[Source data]
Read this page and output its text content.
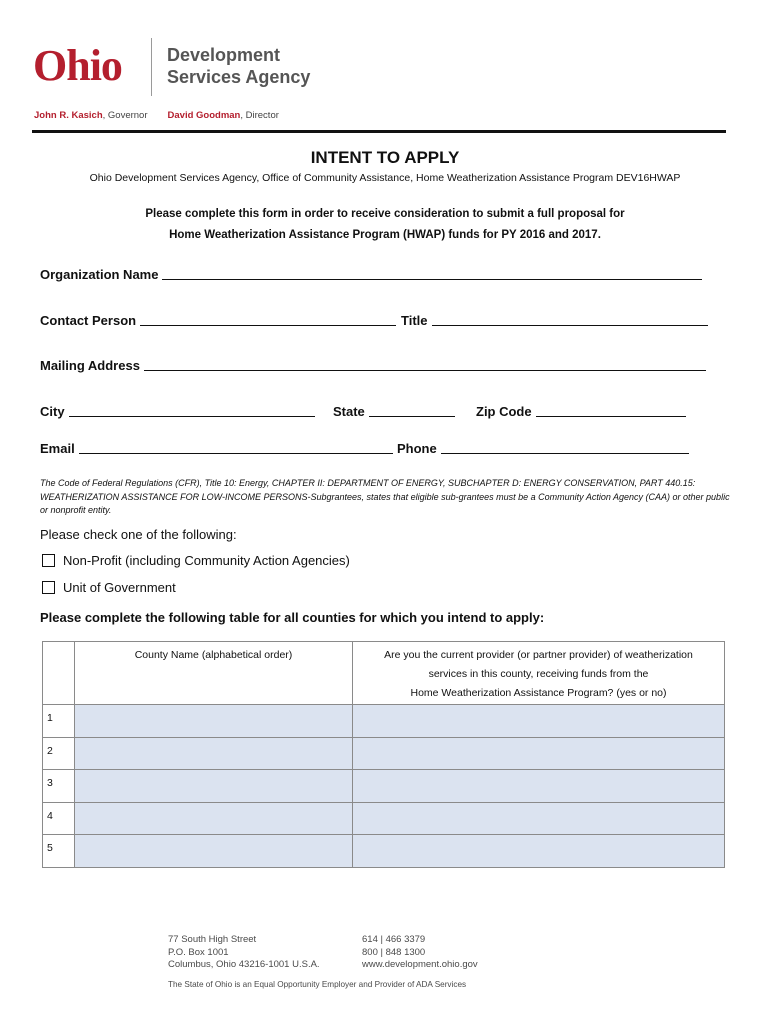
Ohio	Development
Services Agency
John R. Kasich, Governor David Goodman, Director
INTENT TO APPLY
Ohio Development Services Agency, Office of Community Assistance, Home Weatherization Assistance Program DEV16HWAP
Please complete this form in order to receive consideration to submit a full proposal for
Home Weatherization Assistance Program (HWAP) funds for PY 2016 and 2017.
Organization Name
Contact Person	Title
Mailing Address
City	State	Zip Code
Email	Phone
The Code of Federal Regulations (CFR), Title 10: Energy, CHAPTER II: DEPARTMENT OF ENERGY, SUBCHAPTER D: ENERGY CONSERVATION, PART 440.15: WEATHERIZATION ASSISTANCE FOR LOW-INCOME PERSONS-Subgrantees, states that eligible sub-grantees must be a Community Action Agency (CAA) or other public or nonprofit entity.
Please check one of the following:
Non-Profit (including Community Action Agencies)
Unit of Government
Please complete the following table for all counties for which you intend to apply:
	County Name (alphabetical order)	Are you the current provider (or partner provider) of weatherization
services in this county, receiving funds from the
Home Weatherization Assistance Program? (yes or no)

1		
2		
3		
4		
5		
77 South High Street
P.O. Box 1001
Columbus, Ohio 43216-1001 U.S.A.
614 | 466 3379
800 | 848 1300
www.development.ohio.gov
The State of Ohio is an Equal Opportunity Employer and Provider of ADA Services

JOB - Check each line of the entries above, and show every one holding the word "Action".

RESULT OF THE TASK -
The Code of Federal Regulations (CFR), Title 10: Energy, CHAPTER II: DEPARTMENT OF ENERGY, SUBCHAPTER D: ENERGY CONSERVATION, PART 440.15: WEATHERIZATION ASSISTANCE FOR LOW-INCOME PERSONS-Subgrantees, states that eligible sub-grantees must be a Community Action Agency (CAA) or other public or nonprofit entity.
Non-Profit (including Community Action Agencies)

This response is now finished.